This post was written by Cynthia O’Donoghue.
On 24 April 2013, the EU Presidency, currently held by Ireland, prepared a Note to the Committee of Permanent Representatives (COREPER) regarding the proposed General Data Protection Regulation (Regulation). The Note was leaked and published on Statewatch’s website. Statewatch is a civil liberties organisation. In the Note, the Presidency discusses “pivotal issues, the resolution of which requires political guidance,” including the scope of the Regulation and the requirement for “explicit”’ consent. The Annex to the Note proposes specific drafting amendments.
The Note focusses on five key issues:
- Material scope
- Territorial scope (or jurisdiction)
- Data processing principles
- Freedom of expression and access to public documents
The proposed Regulation excludes data processing where the activity is outside the scope of EU law, and processing by EU institutions and law enforcement, both of which are considered problematic. Concern was also raised about the exclusion of household uses, which as drafted would exempt processing” by a natural person without any gainful interest in the course of its own exclusively personal or household activity.” Most delegations wanted the scope of the household exemption clarified, and the Presidency proposed a compromise extending the provision to all social networking and online activities carried on in the context of personal and household activity.
The Note acknowledged that the territorial scope of the Regulation is ambitious by seeking to govern “the offering of goods or services (…) to data subjects in the Union,” or “the monitoring of their behaviour as far as their behaviour takes place within the European Union.” The Presidency suggested setting out factors that can indicate whether a particular offer is aimed towards EU residents, even though many delegations questioned the practicality of such a wide jurisdictional scope, doubting whether non-EU controllers will be aware of and willing to comply with the Regulation.

### QUESTIONS
a – Decide whether each statement below agrees with the post on the leaked Presidency Note. For each, answer yes or no and quote the deciding words of the post. (i) The Note became public after being leaked and posted on Statewatch’s website. (ii) Most delegations were satisfied with the household exemption as drafted. (iii) The Presidency suggested listing factors that show whether an offer is aimed at EU residents.
b – Continue the post on the leaked Presidency Note from its last sentence.

### RECORDED INFORMATION
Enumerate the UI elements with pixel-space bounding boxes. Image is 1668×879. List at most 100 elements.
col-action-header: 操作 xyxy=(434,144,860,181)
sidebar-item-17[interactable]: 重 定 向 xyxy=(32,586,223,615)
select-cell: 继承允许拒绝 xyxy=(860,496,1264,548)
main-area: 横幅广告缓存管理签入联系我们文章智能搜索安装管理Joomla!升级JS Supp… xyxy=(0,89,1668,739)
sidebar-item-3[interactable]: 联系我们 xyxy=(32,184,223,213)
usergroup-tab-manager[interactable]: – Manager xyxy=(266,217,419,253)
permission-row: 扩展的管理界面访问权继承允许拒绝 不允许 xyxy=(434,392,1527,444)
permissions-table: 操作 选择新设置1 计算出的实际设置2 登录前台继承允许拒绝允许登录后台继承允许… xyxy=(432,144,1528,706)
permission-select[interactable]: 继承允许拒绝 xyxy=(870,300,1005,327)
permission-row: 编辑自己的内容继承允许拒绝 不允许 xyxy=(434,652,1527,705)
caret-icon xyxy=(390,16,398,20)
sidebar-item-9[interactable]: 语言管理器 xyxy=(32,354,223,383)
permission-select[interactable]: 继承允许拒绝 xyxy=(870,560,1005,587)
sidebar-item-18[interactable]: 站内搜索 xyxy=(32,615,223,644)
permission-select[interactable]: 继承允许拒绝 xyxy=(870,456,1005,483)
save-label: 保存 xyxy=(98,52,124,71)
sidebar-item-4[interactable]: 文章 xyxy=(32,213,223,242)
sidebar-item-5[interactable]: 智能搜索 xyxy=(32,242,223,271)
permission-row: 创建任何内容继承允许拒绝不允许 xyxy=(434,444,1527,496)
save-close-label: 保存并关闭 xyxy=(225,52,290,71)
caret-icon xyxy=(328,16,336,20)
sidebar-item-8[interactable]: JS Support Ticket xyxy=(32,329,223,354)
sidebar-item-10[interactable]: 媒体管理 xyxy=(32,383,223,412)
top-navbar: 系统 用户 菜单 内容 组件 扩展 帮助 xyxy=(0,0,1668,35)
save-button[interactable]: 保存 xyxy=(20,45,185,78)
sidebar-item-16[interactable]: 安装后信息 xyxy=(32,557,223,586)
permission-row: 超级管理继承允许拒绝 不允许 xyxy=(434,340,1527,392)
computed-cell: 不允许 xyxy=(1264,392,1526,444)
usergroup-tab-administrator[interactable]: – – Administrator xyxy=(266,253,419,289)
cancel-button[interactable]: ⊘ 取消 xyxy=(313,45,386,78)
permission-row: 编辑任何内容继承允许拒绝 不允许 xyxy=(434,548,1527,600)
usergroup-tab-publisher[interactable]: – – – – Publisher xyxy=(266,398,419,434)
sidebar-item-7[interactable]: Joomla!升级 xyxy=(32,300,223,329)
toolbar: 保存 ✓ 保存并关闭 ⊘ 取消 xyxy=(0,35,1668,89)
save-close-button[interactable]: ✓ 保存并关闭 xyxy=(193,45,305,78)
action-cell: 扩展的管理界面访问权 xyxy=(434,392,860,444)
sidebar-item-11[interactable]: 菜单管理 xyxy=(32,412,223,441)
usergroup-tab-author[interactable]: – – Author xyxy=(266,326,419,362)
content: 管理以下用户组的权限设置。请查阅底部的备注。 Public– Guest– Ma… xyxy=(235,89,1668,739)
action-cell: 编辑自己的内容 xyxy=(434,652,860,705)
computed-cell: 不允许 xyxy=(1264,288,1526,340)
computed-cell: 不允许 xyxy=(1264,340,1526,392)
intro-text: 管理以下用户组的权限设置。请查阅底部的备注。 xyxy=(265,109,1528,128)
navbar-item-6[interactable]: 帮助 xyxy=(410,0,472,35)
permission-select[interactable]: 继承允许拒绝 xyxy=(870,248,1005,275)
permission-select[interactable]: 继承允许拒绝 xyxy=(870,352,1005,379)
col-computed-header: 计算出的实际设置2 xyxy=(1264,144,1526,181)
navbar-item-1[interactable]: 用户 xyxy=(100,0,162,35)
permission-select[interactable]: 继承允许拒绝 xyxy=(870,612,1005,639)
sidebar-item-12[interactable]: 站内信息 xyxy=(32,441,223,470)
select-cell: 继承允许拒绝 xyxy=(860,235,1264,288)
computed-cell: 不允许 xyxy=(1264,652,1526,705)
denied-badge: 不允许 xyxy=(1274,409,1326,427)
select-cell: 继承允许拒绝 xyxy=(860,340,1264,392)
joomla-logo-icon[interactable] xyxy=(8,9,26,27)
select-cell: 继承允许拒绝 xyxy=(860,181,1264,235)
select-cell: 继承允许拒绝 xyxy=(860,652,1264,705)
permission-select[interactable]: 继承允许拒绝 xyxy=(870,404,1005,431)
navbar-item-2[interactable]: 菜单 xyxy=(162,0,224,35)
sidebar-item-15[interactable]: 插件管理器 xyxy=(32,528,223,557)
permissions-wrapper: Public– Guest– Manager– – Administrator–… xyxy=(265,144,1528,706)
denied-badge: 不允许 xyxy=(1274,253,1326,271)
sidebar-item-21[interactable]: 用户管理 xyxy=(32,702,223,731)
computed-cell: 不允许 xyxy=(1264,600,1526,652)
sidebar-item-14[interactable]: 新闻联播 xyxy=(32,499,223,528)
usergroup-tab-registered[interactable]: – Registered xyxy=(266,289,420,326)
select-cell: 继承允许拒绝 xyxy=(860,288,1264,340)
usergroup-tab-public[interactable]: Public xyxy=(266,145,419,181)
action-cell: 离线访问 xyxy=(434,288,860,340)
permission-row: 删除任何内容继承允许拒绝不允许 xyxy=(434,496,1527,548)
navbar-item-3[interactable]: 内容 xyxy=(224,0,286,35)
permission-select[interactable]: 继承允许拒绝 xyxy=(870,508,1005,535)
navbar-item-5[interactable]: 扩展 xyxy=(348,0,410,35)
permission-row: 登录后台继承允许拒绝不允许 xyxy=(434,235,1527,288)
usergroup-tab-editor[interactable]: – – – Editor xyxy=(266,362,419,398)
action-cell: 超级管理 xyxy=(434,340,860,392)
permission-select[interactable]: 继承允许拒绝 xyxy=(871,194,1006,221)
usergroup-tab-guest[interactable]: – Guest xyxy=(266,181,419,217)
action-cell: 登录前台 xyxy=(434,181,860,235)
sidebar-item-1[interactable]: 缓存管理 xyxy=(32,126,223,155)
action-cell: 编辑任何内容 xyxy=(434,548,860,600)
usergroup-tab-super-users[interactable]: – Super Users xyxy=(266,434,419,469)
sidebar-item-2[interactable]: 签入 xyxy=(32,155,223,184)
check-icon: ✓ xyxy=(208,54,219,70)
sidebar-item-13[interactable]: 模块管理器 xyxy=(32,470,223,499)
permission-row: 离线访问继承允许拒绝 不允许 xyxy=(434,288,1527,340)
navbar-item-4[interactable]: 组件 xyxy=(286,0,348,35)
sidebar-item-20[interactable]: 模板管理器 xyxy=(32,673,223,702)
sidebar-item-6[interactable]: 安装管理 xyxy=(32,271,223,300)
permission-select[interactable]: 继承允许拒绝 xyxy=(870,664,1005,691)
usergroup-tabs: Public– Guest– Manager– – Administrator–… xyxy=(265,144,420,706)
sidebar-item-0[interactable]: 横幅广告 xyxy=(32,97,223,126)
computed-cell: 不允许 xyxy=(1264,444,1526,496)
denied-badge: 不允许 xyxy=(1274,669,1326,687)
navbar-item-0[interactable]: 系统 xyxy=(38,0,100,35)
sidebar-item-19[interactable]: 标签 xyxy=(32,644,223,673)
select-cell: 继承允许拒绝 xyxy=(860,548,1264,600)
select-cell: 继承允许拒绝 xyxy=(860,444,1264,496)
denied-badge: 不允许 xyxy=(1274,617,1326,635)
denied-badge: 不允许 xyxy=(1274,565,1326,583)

### EXPECTED OUTPUTS
a –
(i) Yes: "The Note was leaked and published on Statewatch’s website."
(ii) No: "Most delegations wanted the scope of the household exemption clarified"
(iii) Yes: "The Presidency suggested setting out factors that can indicate whether a particular offer is aimed towards EU residents"

b –
The Presidency acknowledged that the proposed definition of consent is beyond that required under the 1995 Data Protection Directive, and many delegations view the new requirement for explicit consent as unrealistic and of little value, especially on the Internet. The Presidency proposed replacing “explicit” with “unambiguous” for all non-sensitive personal data, and removing the exclusion of consent obtained in relationships with an imbalance of power, because it would lead to legal uncertainty.
While the Presidency noted that the data protection principles are largely the same as those within the 1995 Directive, a new principle of data security and confidentiality was added, and consequently there should be further discussion in light of processing of data for historic, statistical, or scientific or archiving purposes.
Lastly, the Presidency suggested adding articles enabling Member States to reconcile the right of data protection with the other fundamental rights of freedom of expression and freedom of information.